(Excerpts from a figure dataset)
— BEGIN —

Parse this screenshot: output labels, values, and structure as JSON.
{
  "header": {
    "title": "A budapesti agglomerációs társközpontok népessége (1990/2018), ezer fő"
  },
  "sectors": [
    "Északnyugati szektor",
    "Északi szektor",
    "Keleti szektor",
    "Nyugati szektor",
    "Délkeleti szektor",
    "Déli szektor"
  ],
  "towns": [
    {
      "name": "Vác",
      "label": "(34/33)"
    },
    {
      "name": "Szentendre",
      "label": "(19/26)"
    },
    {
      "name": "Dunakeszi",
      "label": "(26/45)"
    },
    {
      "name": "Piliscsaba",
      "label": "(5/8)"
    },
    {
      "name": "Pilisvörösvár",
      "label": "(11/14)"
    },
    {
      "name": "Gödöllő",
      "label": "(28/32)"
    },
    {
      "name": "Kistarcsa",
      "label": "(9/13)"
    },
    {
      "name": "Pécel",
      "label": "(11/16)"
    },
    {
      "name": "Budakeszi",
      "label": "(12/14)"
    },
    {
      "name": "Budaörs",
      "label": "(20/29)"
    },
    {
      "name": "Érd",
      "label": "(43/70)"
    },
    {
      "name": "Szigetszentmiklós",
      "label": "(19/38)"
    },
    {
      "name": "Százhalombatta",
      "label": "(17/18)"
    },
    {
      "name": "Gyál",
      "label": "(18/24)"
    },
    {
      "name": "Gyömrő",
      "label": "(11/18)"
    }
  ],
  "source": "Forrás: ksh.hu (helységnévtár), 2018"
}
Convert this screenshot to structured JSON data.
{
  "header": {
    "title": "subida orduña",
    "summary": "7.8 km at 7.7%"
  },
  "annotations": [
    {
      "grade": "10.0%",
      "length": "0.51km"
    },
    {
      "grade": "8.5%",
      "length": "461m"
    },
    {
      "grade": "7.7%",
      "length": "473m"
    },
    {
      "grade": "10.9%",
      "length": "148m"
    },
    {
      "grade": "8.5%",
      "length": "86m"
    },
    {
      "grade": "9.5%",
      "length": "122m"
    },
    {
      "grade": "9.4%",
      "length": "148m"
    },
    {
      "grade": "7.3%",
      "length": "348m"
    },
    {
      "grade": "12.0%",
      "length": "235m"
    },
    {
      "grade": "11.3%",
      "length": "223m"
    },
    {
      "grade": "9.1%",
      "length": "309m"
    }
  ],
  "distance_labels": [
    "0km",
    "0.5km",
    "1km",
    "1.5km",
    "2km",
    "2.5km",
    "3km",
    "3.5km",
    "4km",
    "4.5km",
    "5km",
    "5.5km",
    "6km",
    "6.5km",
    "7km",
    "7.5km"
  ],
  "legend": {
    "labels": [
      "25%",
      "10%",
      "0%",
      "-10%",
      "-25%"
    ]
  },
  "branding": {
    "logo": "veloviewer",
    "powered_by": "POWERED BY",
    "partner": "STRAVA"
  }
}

— END —
— BEGIN —

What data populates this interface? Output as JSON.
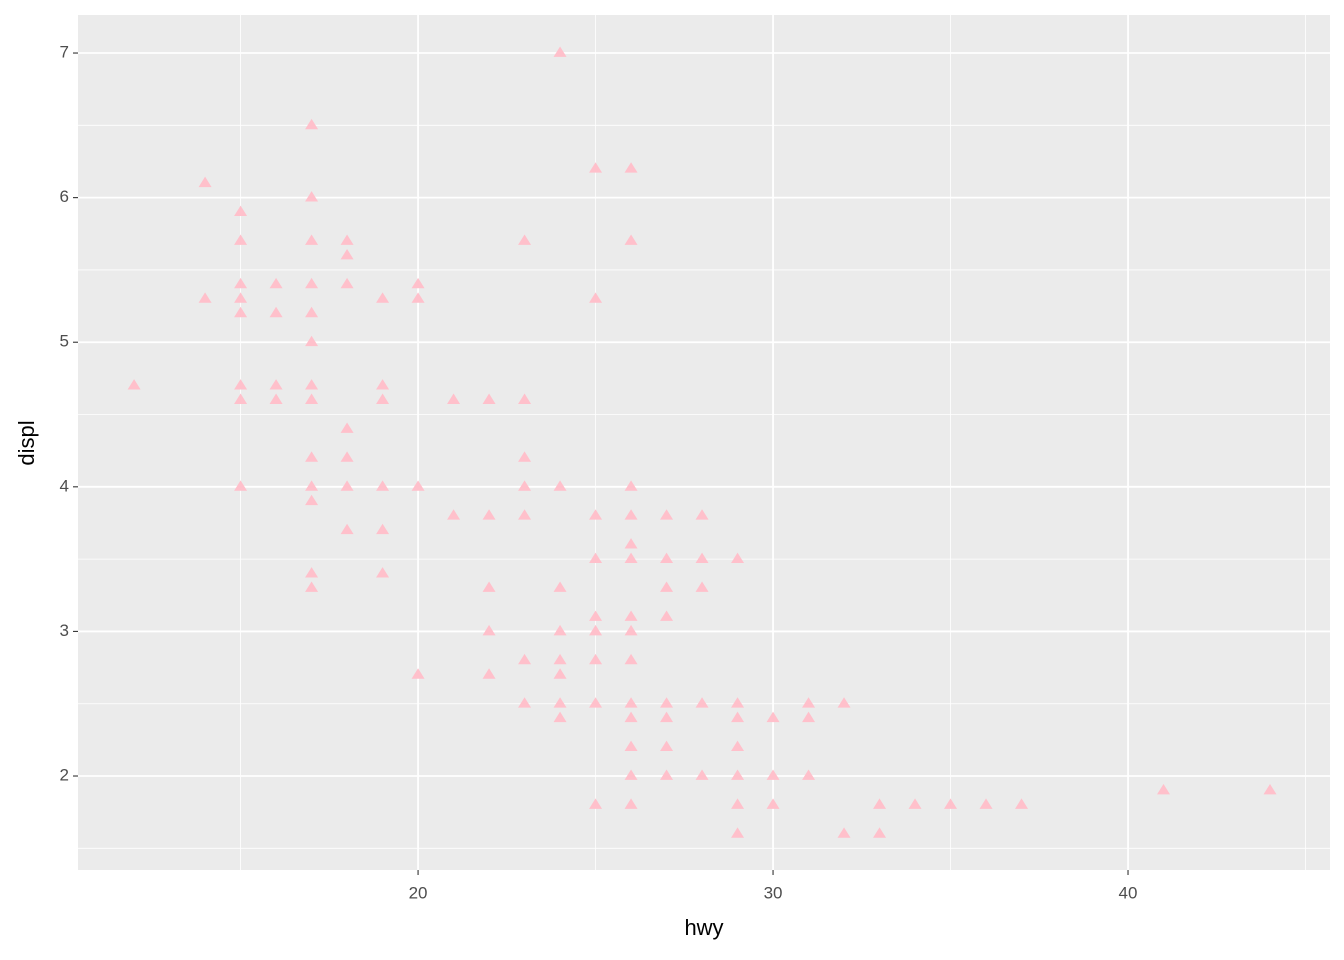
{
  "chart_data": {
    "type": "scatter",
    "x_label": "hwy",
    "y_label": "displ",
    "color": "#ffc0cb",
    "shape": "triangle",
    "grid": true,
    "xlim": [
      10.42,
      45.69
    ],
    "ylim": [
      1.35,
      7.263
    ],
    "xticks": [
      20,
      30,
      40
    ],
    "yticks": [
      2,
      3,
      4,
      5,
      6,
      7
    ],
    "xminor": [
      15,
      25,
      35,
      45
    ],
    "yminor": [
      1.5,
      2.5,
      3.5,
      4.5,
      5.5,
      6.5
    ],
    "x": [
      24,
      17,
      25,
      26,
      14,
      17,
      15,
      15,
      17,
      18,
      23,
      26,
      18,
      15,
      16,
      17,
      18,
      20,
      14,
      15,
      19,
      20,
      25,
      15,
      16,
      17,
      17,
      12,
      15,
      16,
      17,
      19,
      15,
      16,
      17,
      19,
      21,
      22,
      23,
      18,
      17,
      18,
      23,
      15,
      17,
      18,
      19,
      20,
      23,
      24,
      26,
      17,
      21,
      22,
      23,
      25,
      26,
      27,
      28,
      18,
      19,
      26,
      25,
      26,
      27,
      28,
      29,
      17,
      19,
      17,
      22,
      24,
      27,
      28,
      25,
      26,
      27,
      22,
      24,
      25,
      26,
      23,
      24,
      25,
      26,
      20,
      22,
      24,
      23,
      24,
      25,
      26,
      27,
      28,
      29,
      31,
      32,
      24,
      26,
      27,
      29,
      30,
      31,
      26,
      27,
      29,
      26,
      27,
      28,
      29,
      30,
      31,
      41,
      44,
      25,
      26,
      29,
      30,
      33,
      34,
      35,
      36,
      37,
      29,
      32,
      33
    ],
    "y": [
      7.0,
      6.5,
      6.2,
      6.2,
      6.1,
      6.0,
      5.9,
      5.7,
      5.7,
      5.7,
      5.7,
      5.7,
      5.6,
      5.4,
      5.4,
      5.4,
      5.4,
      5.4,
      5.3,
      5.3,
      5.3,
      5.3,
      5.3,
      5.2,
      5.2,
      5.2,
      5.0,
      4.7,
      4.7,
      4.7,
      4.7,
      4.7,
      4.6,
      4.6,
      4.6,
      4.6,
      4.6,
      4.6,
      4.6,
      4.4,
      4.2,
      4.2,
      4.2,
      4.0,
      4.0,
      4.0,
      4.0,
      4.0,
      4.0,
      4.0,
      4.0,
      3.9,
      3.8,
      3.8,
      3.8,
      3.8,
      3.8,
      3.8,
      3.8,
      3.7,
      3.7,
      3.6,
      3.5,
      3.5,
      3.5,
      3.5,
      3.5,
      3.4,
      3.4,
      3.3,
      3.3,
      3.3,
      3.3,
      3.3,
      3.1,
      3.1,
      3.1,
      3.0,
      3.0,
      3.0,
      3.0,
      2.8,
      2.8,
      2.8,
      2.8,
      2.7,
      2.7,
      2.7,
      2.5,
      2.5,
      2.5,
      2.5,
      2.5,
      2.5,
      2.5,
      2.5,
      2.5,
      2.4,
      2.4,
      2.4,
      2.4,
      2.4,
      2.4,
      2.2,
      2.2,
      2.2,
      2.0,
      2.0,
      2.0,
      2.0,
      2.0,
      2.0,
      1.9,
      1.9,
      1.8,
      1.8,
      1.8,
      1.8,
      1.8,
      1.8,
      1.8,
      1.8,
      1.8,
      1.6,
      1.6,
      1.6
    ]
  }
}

— END —

Written instruction –
Scan the data for the word "this" and copy every line where it shows up.

Task answer –
Parse this screenshot: output labels, values, and structure as JSON.
Convert this screenshot to structured JSON data.
What data populates this interface? Output as JSON.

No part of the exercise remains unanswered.